+++ Given data +++

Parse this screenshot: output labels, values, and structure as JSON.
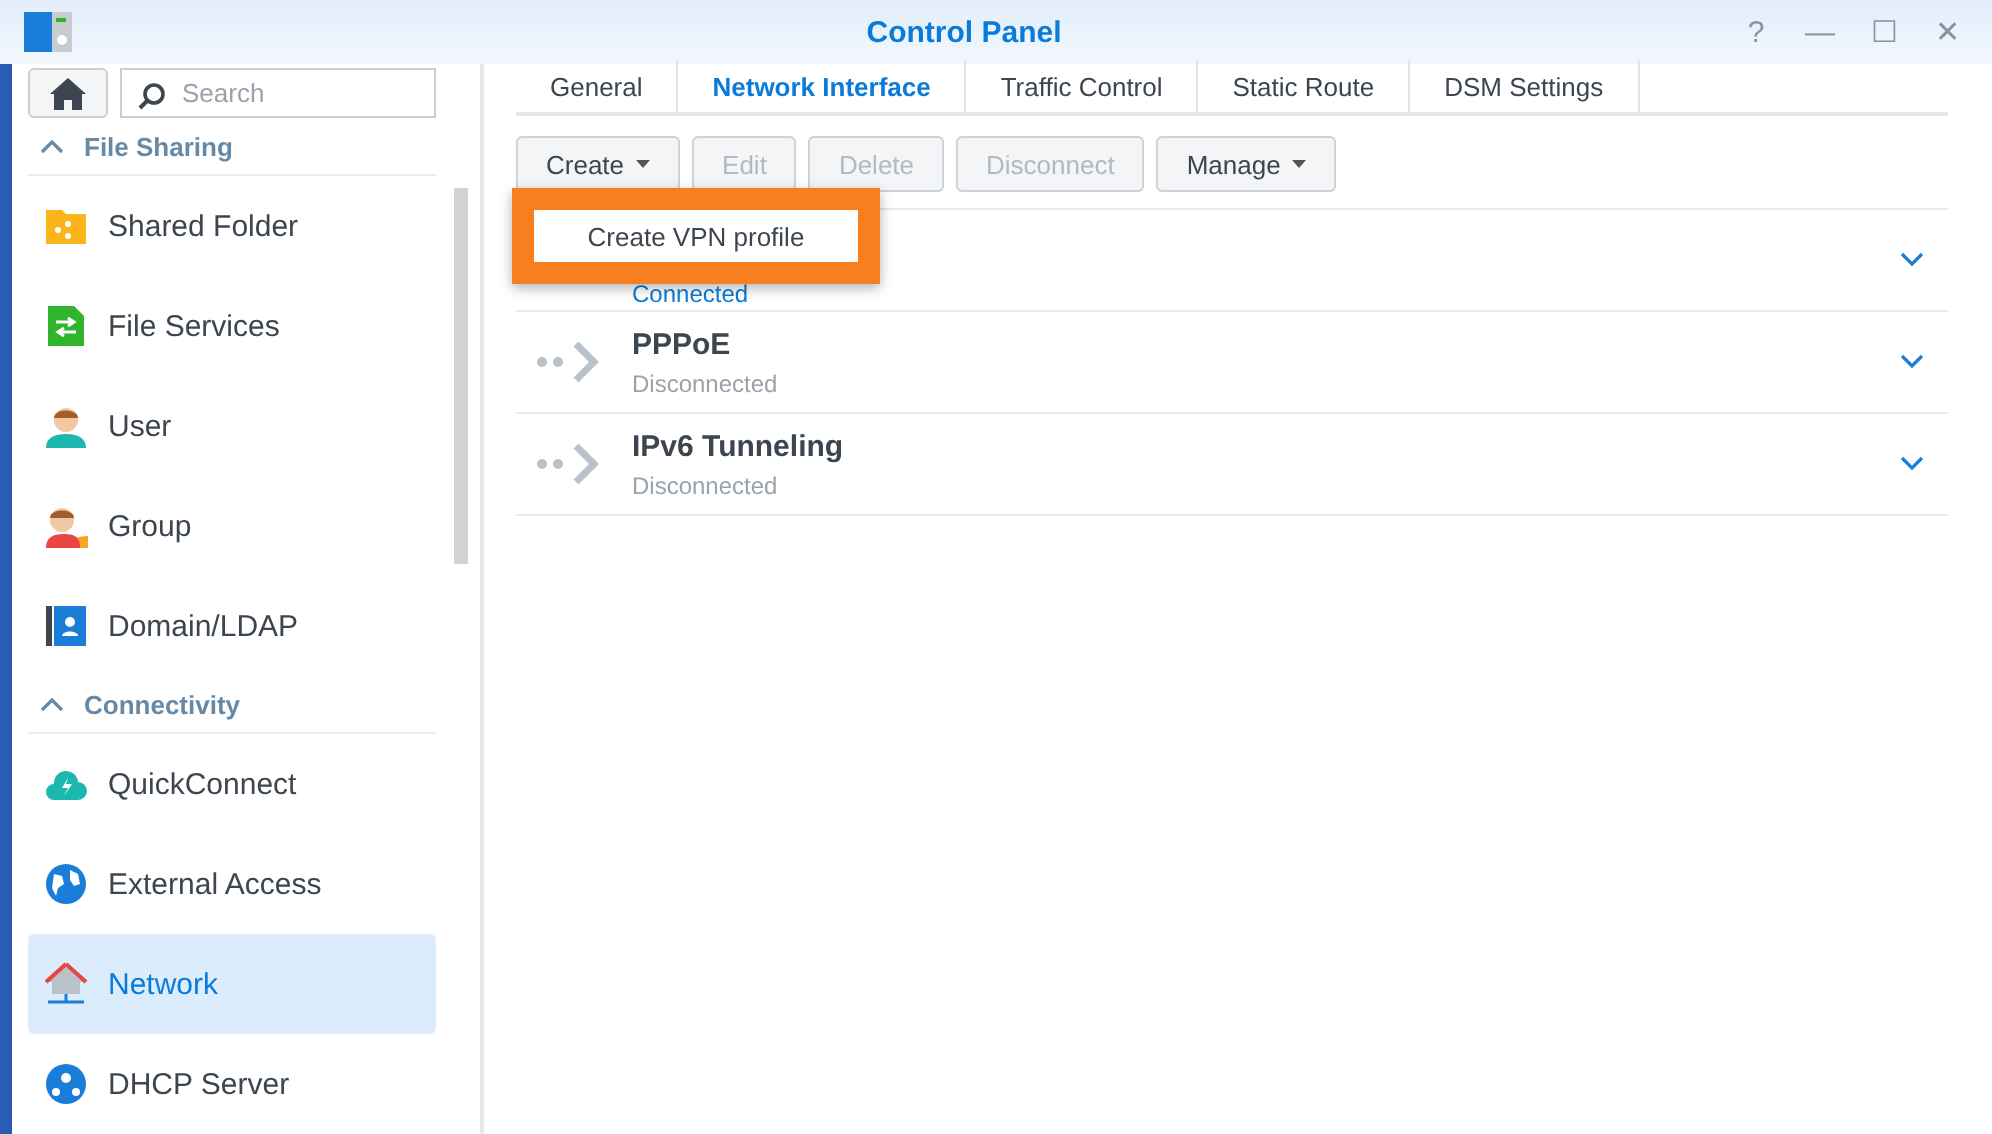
{
  "window": {
    "title": "Control Panel",
    "controls": [
      "?",
      "—",
      "☐",
      "✕"
    ]
  },
  "search": {
    "placeholder": "Search"
  },
  "sidebar": {
    "sections": [
      {
        "title": "File Sharing",
        "expanded": true,
        "items": [
          {
            "label": "Shared Folder",
            "selected": false
          },
          {
            "label": "File Services",
            "selected": false
          },
          {
            "label": "User",
            "selected": false
          },
          {
            "label": "Group",
            "selected": false
          },
          {
            "label": "Domain/LDAP",
            "selected": false
          }
        ]
      },
      {
        "title": "Connectivity",
        "expanded": true,
        "items": [
          {
            "label": "QuickConnect",
            "selected": false
          },
          {
            "label": "External Access",
            "selected": false
          },
          {
            "label": "Network",
            "selected": true
          },
          {
            "label": "DHCP Server",
            "selected": false
          }
        ]
      }
    ]
  },
  "tabs": [
    {
      "label": "General",
      "selected": false
    },
    {
      "label": "Network Interface",
      "selected": true
    },
    {
      "label": "Traffic Control",
      "selected": false
    },
    {
      "label": "Static Route",
      "selected": false
    },
    {
      "label": "DSM Settings",
      "selected": false
    }
  ],
  "toolbar": [
    {
      "label": "Create",
      "disabled": false,
      "dropdown": true
    },
    {
      "label": "Edit",
      "disabled": true,
      "dropdown": false
    },
    {
      "label": "Delete",
      "disabled": true,
      "dropdown": false
    },
    {
      "label": "Disconnect",
      "disabled": true,
      "dropdown": false
    },
    {
      "label": "Manage",
      "disabled": false,
      "dropdown": true
    }
  ],
  "menu": {
    "items": [
      "Create VPN profile"
    ],
    "highlighted": true
  },
  "interfaces": [
    {
      "status": "Connected",
      "connected": true
    },
    {
      "name": "PPPoE",
      "status": "Disconnected",
      "connected": false
    },
    {
      "name": "IPv6 Tunneling",
      "status": "Disconnected",
      "connected": false
    }
  ]
}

+++

Restate the whole listing above exactly, except for its images.

Parse this screenshot: output labels, values, and structure as JSON.
{
  "window": {
    "title": "Control Panel",
    "controls": [
      "?",
      "—",
      "☐",
      "✕"
    ]
  },
  "search": {
    "placeholder": "Search"
  },
  "sidebar": {
    "sections": [
      {
        "title": "File Sharing",
        "expanded": true,
        "items": [
          {
            "label": "Shared Folder",
            "selected": false
          },
          {
            "label": "File Services",
            "selected": false
          },
          {
            "label": "User",
            "selected": false
          },
          {
            "label": "Group",
            "selected": false
          },
          {
            "label": "Domain/LDAP",
            "selected": false
          }
        ]
      },
      {
        "title": "Connectivity",
        "expanded": true,
        "items": [
          {
            "label": "QuickConnect",
            "selected": false
          },
          {
            "label": "External Access",
            "selected": false
          },
          {
            "label": "Network",
            "selected": true
          },
          {
            "label": "DHCP Server",
            "selected": false
          }
        ]
      }
    ]
  },
  "tabs": [
    {
      "label": "General",
      "selected": false
    },
    {
      "label": "Network Interface",
      "selected": true
    },
    {
      "label": "Traffic Control",
      "selected": false
    },
    {
      "label": "Static Route",
      "selected": false
    },
    {
      "label": "DSM Settings",
      "selected": false
    }
  ],
  "toolbar": [
    {
      "label": "Create",
      "disabled": false,
      "dropdown": true
    },
    {
      "label": "Edit",
      "disabled": true,
      "dropdown": false
    },
    {
      "label": "Delete",
      "disabled": true,
      "dropdown": false
    },
    {
      "label": "Disconnect",
      "disabled": true,
      "dropdown": false
    },
    {
      "label": "Manage",
      "disabled": false,
      "dropdown": true
    }
  ],
  "menu": {
    "items": [
      "Create VPN profile"
    ],
    "highlighted": true
  },
  "interfaces": [
    {
      "status": "Connected",
      "connected": true
    },
    {
      "name": "PPPoE",
      "status": "Disconnected",
      "connected": false
    },
    {
      "name": "IPv6 Tunneling",
      "status": "Disconnected",
      "connected": false
    }
  ]
}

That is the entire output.